§ Selected excerpt
— BEGIN —

R: Rcpp Code for Fitting Linear Models with Covariates Subject...

LOD_fit {lodr}

R Documentation

Rcpp Code for Fitting Linear Models with Covariates Subject to a Limit of Detection (LOD)

Description

LOD_fit calls Rcpp code to compute linear model regression parameter estimates in C++, taking into account covariates with limits of detection per the method detailed in May et al. (2011).

Usage

LOD_fit(y_data, x_data, mean_x_preds, beta, sigma_2_y, sigma_x_preds, no_of_samples, 
threshold, max_iterations, LOD_u_l)

Arguments

`y_data`	numeric vector consisting of data of the model's outcome variable
`x_data`	column-named matrix consisting of data of the model's covariates with each column representing one covariate, with values outside of the limit(s) of detection marked as `NA`. A columns of ones must be included if the model has an intercept term.
`mean_x_preds`	numeric vector consisting of initial estimates of the means for each covariate, in the same order as the covariates in `x_data`
`beta`	numeric vector consisting of initial estimates of the regression parameters for each covariate, in the same order as the covariates in `x_data`
`sigma_2_y`	an initial estimate of the variance of the outcome variable
`sigma_x_preds`	numeric matrix consisting of an initial estimate of the covariance matrix for the model's covariates, in the same order as the covariates in `x_data`
`no_of_samples`	an integer specifying the number of samples to generate for each subject with covariate values outside of their limits of detection. For more details, see May et al. (2011).
`threshold`	number denoting the minimum difference in the regression parameter estimates needed for convergence of the model fitting procedure.
`max_iterations`	number denoting the maximum number of iterations allowed in the model fitting procedure.

— END —

§ Recorded information
— BEGIN —

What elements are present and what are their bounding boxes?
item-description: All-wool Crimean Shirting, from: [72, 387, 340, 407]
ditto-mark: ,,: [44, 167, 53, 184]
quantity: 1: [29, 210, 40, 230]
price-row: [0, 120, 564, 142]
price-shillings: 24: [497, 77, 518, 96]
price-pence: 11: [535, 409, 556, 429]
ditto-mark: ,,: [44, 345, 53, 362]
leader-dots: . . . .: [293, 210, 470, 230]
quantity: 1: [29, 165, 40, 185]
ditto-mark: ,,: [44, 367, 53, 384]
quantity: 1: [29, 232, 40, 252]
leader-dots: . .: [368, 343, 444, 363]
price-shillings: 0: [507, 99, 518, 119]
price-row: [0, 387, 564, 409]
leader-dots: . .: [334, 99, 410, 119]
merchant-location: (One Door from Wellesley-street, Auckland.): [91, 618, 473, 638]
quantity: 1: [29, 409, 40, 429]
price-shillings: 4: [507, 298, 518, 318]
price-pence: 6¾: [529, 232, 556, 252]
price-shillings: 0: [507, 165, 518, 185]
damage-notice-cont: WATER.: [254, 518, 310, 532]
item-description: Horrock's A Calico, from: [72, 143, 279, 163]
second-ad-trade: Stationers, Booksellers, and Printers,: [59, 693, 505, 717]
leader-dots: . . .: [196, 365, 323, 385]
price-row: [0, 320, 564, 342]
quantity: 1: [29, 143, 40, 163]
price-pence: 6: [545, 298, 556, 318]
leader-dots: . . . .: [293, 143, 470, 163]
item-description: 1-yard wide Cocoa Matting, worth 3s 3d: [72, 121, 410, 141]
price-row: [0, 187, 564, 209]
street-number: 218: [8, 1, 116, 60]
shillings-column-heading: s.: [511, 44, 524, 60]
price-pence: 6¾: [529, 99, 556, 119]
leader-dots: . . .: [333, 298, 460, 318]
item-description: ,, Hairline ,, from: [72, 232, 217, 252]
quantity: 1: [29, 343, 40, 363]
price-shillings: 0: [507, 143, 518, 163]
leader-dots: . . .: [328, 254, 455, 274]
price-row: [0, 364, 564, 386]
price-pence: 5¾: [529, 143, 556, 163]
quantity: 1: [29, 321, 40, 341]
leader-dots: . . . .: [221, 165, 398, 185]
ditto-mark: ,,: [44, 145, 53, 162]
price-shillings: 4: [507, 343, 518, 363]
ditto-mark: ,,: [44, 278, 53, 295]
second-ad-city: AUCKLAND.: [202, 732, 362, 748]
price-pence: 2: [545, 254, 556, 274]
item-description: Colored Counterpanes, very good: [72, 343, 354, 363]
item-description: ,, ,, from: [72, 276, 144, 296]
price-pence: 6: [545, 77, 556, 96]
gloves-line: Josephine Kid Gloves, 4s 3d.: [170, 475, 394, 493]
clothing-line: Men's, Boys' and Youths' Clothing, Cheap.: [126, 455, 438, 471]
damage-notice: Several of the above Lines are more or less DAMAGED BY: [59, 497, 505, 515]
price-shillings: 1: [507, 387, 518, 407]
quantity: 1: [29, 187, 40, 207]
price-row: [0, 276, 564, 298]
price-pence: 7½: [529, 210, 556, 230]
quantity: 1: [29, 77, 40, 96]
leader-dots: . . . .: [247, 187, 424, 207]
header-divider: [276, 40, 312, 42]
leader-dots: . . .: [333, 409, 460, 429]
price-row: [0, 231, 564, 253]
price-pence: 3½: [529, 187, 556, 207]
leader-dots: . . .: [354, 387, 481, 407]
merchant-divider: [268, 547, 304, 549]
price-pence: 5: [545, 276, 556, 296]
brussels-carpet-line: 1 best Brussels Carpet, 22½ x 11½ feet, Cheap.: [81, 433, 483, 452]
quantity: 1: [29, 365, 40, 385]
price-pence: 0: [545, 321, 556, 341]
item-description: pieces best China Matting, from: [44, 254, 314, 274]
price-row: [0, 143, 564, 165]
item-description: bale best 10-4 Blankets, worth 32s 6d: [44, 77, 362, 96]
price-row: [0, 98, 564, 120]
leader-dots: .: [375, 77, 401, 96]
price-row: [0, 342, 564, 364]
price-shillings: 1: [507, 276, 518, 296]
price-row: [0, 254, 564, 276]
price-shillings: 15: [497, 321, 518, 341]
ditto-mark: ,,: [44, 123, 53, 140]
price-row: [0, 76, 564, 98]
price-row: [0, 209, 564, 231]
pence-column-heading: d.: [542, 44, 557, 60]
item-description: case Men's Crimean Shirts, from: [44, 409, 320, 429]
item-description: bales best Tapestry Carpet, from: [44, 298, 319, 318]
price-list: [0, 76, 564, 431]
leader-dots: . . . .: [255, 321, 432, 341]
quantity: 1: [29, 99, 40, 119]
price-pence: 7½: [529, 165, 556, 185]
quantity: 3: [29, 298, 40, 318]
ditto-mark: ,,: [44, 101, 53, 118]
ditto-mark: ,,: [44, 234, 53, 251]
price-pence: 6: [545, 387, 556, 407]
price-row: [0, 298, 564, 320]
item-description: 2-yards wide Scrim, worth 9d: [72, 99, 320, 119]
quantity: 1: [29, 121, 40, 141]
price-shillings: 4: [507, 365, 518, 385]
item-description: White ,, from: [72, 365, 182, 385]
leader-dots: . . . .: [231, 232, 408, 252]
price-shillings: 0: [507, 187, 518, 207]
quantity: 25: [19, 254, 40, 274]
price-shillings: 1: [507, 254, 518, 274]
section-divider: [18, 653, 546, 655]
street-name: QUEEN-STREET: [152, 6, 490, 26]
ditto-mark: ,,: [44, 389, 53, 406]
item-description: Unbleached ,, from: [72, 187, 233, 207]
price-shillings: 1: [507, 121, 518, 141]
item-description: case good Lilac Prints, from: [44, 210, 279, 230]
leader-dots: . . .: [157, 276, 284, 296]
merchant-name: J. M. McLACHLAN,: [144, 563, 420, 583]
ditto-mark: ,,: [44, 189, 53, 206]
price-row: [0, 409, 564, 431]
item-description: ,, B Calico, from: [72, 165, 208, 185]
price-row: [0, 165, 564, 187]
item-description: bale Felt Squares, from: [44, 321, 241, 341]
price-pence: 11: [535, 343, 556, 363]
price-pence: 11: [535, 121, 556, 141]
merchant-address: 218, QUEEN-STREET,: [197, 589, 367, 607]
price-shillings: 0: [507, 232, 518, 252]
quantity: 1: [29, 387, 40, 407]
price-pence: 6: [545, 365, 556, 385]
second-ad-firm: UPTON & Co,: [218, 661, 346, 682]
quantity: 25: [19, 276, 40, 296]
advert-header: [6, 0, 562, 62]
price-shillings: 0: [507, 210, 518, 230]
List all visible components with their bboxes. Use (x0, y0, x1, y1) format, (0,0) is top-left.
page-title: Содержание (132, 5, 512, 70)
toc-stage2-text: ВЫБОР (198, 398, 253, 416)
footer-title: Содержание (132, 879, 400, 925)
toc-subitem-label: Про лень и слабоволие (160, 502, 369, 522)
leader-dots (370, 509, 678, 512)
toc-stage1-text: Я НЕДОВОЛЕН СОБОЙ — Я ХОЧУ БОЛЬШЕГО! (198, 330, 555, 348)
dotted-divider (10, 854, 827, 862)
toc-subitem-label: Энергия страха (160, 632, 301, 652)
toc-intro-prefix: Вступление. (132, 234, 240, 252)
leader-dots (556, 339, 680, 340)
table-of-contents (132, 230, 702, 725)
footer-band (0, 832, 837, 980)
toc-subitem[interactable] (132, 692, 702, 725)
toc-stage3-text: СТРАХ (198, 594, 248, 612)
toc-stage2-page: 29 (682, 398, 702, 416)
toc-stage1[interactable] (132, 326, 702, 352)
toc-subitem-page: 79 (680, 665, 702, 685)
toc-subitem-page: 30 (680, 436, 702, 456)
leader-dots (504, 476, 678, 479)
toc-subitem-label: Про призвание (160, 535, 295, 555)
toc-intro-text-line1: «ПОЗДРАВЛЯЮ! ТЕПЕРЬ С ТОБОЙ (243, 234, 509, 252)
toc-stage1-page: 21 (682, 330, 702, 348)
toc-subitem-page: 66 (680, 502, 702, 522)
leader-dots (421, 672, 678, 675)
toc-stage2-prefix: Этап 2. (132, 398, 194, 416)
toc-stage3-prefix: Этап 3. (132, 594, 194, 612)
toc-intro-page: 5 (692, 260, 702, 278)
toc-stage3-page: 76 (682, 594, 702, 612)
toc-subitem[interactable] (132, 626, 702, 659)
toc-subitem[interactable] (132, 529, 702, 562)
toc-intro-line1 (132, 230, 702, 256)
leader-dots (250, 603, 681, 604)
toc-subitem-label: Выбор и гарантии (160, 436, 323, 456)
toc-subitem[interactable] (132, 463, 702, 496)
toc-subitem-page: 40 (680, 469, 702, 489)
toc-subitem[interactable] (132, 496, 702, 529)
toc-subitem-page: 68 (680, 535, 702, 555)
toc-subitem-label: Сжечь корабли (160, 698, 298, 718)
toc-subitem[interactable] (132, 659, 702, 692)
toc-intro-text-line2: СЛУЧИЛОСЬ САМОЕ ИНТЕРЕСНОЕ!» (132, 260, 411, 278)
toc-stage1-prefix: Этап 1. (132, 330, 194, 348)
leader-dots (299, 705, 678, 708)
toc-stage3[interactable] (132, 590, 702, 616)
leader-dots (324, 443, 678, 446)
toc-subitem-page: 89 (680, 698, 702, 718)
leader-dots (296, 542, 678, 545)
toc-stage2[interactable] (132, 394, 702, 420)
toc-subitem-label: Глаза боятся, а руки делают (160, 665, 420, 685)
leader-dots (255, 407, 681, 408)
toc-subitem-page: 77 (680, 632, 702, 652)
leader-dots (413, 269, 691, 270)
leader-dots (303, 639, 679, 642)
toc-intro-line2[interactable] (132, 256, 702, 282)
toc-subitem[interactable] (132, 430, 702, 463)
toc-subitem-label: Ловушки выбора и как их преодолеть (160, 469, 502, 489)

— END —

§ Set tasks
#1 Write out the LOD_fit documentation exactly, everything from "R Documentation" down to "in May et al. (2011).".
#2 In one to three sentences, explain when the LOD_fit documentation says x_data must include a column of ones.

§ Solutions by task
#1
R Documentation

Rcpp Code for Fitting Linear Models with Covariates Subject to a Limit of Detection (LOD)

Description

LOD_fit calls Rcpp code to compute linear model regression parameter estimates in C++, taking into account covariates with limits of detection per the method detailed in May et al. (2011).

#2 The x_data matrix must include a column of ones when the model has an intercept term. This matrix holds the model's covariates, with one covariate per column.